ASSIGNED TASK. The answer is an exact repeat of the entries below, with the pictures omitted.

DATA RECORDS.
════════════════════

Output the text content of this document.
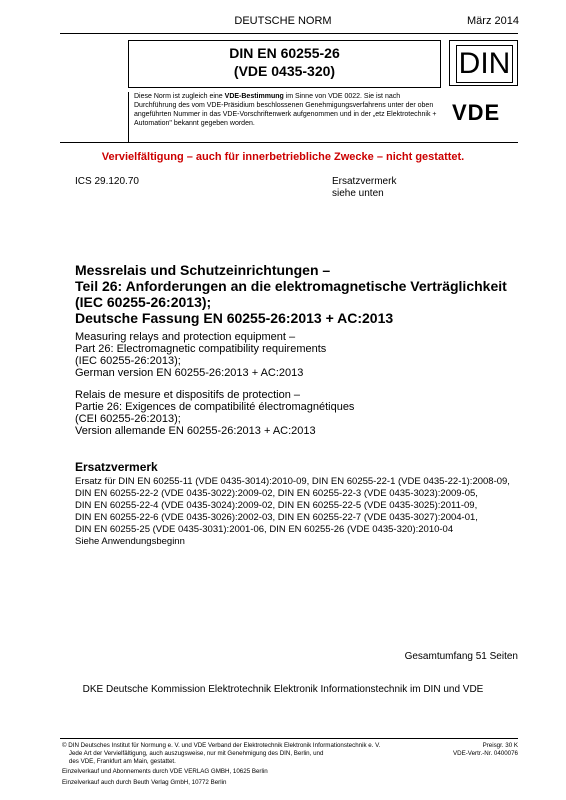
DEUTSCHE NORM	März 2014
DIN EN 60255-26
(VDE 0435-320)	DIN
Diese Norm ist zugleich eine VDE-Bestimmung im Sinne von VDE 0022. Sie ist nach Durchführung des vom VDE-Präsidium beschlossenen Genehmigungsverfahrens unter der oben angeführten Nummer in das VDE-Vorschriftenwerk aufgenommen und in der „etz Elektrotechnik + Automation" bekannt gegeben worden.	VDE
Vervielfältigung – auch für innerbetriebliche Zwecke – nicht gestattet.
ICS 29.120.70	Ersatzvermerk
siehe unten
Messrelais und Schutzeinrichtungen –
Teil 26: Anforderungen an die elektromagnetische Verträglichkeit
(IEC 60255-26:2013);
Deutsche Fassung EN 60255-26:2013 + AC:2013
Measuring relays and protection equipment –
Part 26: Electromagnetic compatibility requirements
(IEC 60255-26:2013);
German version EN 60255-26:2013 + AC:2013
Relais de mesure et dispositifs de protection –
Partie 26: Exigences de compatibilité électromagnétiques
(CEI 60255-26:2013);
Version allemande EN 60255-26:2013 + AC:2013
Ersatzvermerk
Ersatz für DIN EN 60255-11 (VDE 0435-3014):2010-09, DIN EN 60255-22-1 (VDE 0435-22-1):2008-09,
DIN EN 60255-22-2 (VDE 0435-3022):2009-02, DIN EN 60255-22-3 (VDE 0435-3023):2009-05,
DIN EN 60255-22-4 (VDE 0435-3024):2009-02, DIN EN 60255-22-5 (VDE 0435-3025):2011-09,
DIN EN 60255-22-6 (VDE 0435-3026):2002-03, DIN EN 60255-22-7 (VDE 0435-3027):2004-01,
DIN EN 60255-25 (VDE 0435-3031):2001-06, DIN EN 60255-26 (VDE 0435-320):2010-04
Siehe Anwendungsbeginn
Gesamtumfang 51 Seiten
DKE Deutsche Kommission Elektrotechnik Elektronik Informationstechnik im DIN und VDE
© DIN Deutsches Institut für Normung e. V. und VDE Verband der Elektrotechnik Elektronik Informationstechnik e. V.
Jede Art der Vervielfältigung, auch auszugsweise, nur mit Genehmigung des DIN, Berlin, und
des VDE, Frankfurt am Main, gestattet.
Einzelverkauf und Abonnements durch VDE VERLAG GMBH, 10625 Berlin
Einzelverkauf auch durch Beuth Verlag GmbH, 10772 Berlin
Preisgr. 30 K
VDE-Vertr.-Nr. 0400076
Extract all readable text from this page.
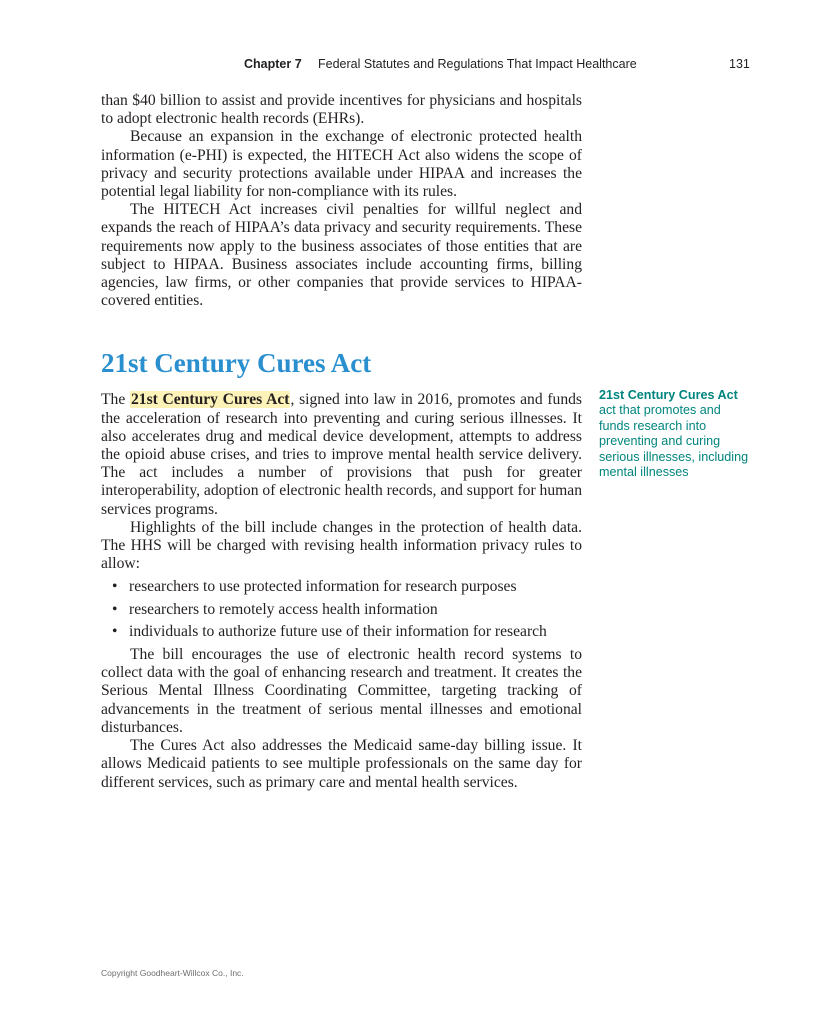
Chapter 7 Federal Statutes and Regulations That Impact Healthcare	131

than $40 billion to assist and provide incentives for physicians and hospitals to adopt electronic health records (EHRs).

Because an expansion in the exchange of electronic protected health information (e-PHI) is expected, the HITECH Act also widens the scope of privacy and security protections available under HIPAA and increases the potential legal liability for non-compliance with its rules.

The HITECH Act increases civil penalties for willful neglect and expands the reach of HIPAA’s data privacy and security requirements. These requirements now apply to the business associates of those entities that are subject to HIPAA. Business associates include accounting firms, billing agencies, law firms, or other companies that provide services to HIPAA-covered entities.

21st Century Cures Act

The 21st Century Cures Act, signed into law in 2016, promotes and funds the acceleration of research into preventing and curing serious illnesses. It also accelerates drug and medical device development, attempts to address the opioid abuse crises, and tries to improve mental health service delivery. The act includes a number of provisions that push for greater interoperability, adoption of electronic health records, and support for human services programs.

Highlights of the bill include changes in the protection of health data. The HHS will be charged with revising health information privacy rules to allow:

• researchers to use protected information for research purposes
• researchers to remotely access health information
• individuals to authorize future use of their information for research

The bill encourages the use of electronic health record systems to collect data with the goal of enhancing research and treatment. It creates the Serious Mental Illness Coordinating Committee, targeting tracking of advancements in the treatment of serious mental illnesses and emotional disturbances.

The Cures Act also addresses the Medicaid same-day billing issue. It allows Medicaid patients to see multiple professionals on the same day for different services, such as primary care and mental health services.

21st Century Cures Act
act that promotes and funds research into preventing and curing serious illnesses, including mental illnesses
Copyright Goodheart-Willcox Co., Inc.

════════════════════

TASK RESULT.
Output the text content of this document.
DEUTSCHE NORM	März 2014
DIN EN 60255-26
(VDE 0435-320)	DIN
Diese Norm ist zugleich eine VDE-Bestimmung im Sinne von VDE 0022. Sie ist nach Durchführung des vom VDE-Präsidium beschlossenen Genehmigungsverfahrens unter der oben angeführten Nummer in das VDE-Vorschriftenwerk aufgenommen und in der „etz Elektrotechnik + Automation" bekannt gegeben worden.	VDE
Vervielfältigung – auch für innerbetriebliche Zwecke – nicht gestattet.
ICS 29.120.70	Ersatzvermerk
siehe unten
Messrelais und Schutzeinrichtungen –
Teil 26: Anforderungen an die elektromagnetische Verträglichkeit
(IEC 60255-26:2013);
Deutsche Fassung EN 60255-26:2013 + AC:2013
Measuring relays and protection equipment –
Part 26: Electromagnetic compatibility requirements
(IEC 60255-26:2013);
German version EN 60255-26:2013 + AC:2013
Relais de mesure et dispositifs de protection –
Partie 26: Exigences de compatibilité électromagnétiques
(CEI 60255-26:2013);
Version allemande EN 60255-26:2013 + AC:2013
Ersatzvermerk
Ersatz für DIN EN 60255-11 (VDE 0435-3014):2010-09, DIN EN 60255-22-1 (VDE 0435-22-1):2008-09,
DIN EN 60255-22-2 (VDE 0435-3022):2009-02, DIN EN 60255-22-3 (VDE 0435-3023):2009-05,
DIN EN 60255-22-4 (VDE 0435-3024):2009-02, DIN EN 60255-22-5 (VDE 0435-3025):2011-09,
DIN EN 60255-22-6 (VDE 0435-3026):2002-03, DIN EN 60255-22-7 (VDE 0435-3027):2004-01,
DIN EN 60255-25 (VDE 0435-3031):2001-06, DIN EN 60255-26 (VDE 0435-320):2010-04
Siehe Anwendungsbeginn
Gesamtumfang 51 Seiten
DKE Deutsche Kommission Elektrotechnik Elektronik Informationstechnik im DIN und VDE
© DIN Deutsches Institut für Normung e. V. und VDE Verband der Elektrotechnik Elektronik Informationstechnik e. V.
Jede Art der Vervielfältigung, auch auszugsweise, nur mit Genehmigung des DIN, Berlin, und
des VDE, Frankfurt am Main, gestattet.
Einzelverkauf und Abonnements durch VDE VERLAG GMBH, 10625 Berlin
Einzelverkauf auch durch Beuth Verlag GmbH, 10772 Berlin
Preisgr. 30 K
VDE-Vertr.-Nr. 0400076
Extract all readable text from this page.
Chapter 7 Federal Statutes and Regulations That Impact Healthcare	131

than $40 billion to assist and provide incentives for physicians and hospitals to adopt electronic health records (EHRs).

Because an expansion in the exchange of electronic protected health information (e-PHI) is expected, the HITECH Act also widens the scope of privacy and security protections available under HIPAA and increases the potential legal liability for non-compliance with its rules.

The HITECH Act increases civil penalties for willful neglect and expands the reach of HIPAA’s data privacy and security requirements. These requirements now apply to the business associates of those entities that are subject to HIPAA. Business associates include accounting firms, billing agencies, law firms, or other companies that provide services to HIPAA-covered entities.

21st Century Cures Act

The 21st Century Cures Act, signed into law in 2016, promotes and funds the acceleration of research into preventing and curing serious illnesses. It also accelerates drug and medical device development, attempts to address the opioid abuse crises, and tries to improve mental health service delivery. The act includes a number of provisions that push for greater interoperability, adoption of electronic health records, and support for human services programs.

Highlights of the bill include changes in the protection of health data. The HHS will be charged with revising health information privacy rules to allow:

• researchers to use protected information for research purposes
• researchers to remotely access health information
• individuals to authorize future use of their information for research

The bill encourages the use of electronic health record systems to collect data with the goal of enhancing research and treatment. It creates the Serious Mental Illness Coordinating Committee, targeting tracking of advancements in the treatment of serious mental illnesses and emotional disturbances.

The Cures Act also addresses the Medicaid same-day billing issue. It allows Medicaid patients to see multiple professionals on the same day for different services, such as primary care and mental health services.

21st Century Cures Act
act that promotes and funds research into preventing and curing serious illnesses, including mental illnesses
Copyright Goodheart-Willcox Co., Inc.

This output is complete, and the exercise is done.